Start of Listing
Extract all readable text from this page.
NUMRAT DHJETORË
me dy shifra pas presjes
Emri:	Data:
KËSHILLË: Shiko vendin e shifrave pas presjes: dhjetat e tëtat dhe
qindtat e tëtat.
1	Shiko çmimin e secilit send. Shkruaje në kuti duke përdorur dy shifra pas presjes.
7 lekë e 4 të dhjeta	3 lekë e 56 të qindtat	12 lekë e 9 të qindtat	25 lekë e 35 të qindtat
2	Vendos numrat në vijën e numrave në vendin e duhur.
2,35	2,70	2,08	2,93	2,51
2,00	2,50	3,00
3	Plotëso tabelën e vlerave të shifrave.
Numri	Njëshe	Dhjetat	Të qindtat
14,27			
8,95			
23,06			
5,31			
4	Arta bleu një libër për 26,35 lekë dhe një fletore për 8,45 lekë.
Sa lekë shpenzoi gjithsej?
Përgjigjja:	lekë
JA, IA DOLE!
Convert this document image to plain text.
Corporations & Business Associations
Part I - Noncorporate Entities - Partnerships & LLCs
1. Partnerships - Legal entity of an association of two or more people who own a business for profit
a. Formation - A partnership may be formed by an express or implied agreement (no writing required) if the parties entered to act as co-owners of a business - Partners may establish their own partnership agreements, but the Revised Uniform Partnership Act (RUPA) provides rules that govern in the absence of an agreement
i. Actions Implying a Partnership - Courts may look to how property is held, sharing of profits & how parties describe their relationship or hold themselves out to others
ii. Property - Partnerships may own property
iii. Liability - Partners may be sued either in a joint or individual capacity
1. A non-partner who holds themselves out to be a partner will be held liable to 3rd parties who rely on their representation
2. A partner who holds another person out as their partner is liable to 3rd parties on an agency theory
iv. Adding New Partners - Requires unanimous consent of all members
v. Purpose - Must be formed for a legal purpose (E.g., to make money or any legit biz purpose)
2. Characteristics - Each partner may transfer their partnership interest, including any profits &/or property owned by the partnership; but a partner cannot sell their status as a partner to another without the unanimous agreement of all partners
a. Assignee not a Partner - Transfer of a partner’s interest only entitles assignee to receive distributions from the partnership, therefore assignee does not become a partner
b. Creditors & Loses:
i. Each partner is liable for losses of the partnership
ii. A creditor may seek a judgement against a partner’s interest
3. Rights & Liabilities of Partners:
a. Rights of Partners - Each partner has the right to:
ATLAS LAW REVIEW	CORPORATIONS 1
End of Listing
_Prompt_
Nothing should be left out: repeat all of the data exactly.

_Complete answer_
Extract all readable text from this page.
NUMRAT DHJETORË
me dy shifra pas presjes
Emri:	Data:
KËSHILLË: Shiko vendin e shifrave pas presjes: dhjetat e tëtat dhe
qindtat e tëtat.
1	Shiko çmimin e secilit send. Shkruaje në kuti duke përdorur dy shifra pas presjes.
7 lekë e 4 të dhjeta	3 lekë e 56 të qindtat	12 lekë e 9 të qindtat	25 lekë e 35 të qindtat
2	Vendos numrat në vijën e numrave në vendin e duhur.
2,35	2,70	2,08	2,93	2,51
2,00	2,50	3,00
3	Plotëso tabelën e vlerave të shifrave.
Numri	Njëshe	Dhjetat	Të qindtat
14,27			
8,95			
23,06			
5,31			
4	Arta bleu një libër për 26,35 lekë dhe një fletore për 8,45 lekë.
Sa lekë shpenzoi gjithsej?
Përgjigjja:	lekë
JA, IA DOLE!
Convert this document image to plain text.
Corporations & Business Associations
Part I - Noncorporate Entities - Partnerships & LLCs
1. Partnerships - Legal entity of an association of two or more people who own a business for profit
a. Formation - A partnership may be formed by an express or implied agreement (no writing required) if the parties entered to act as co-owners of a business - Partners may establish their own partnership agreements, but the Revised Uniform Partnership Act (RUPA) provides rules that govern in the absence of an agreement
i. Actions Implying a Partnership - Courts may look to how property is held, sharing of profits & how parties describe their relationship or hold themselves out to others
ii. Property - Partnerships may own property
iii. Liability - Partners may be sued either in a joint or individual capacity
1. A non-partner who holds themselves out to be a partner will be held liable to 3rd parties who rely on their representation
2. A partner who holds another person out as their partner is liable to 3rd parties on an agency theory
iv. Adding New Partners - Requires unanimous consent of all members
v. Purpose - Must be formed for a legal purpose (E.g., to make money or any legit biz purpose)
2. Characteristics - Each partner may transfer their partnership interest, including any profits &/or property owned by the partnership; but a partner cannot sell their status as a partner to another without the unanimous agreement of all partners
a. Assignee not a Partner - Transfer of a partner’s interest only entitles assignee to receive distributions from the partnership, therefore assignee does not become a partner
b. Creditors & Loses:
i. Each partner is liable for losses of the partnership
ii. A creditor may seek a judgement against a partner’s interest
3. Rights & Liabilities of Partners:
a. Rights of Partners - Each partner has the right to:
ATLAS LAW REVIEW	CORPORATIONS 1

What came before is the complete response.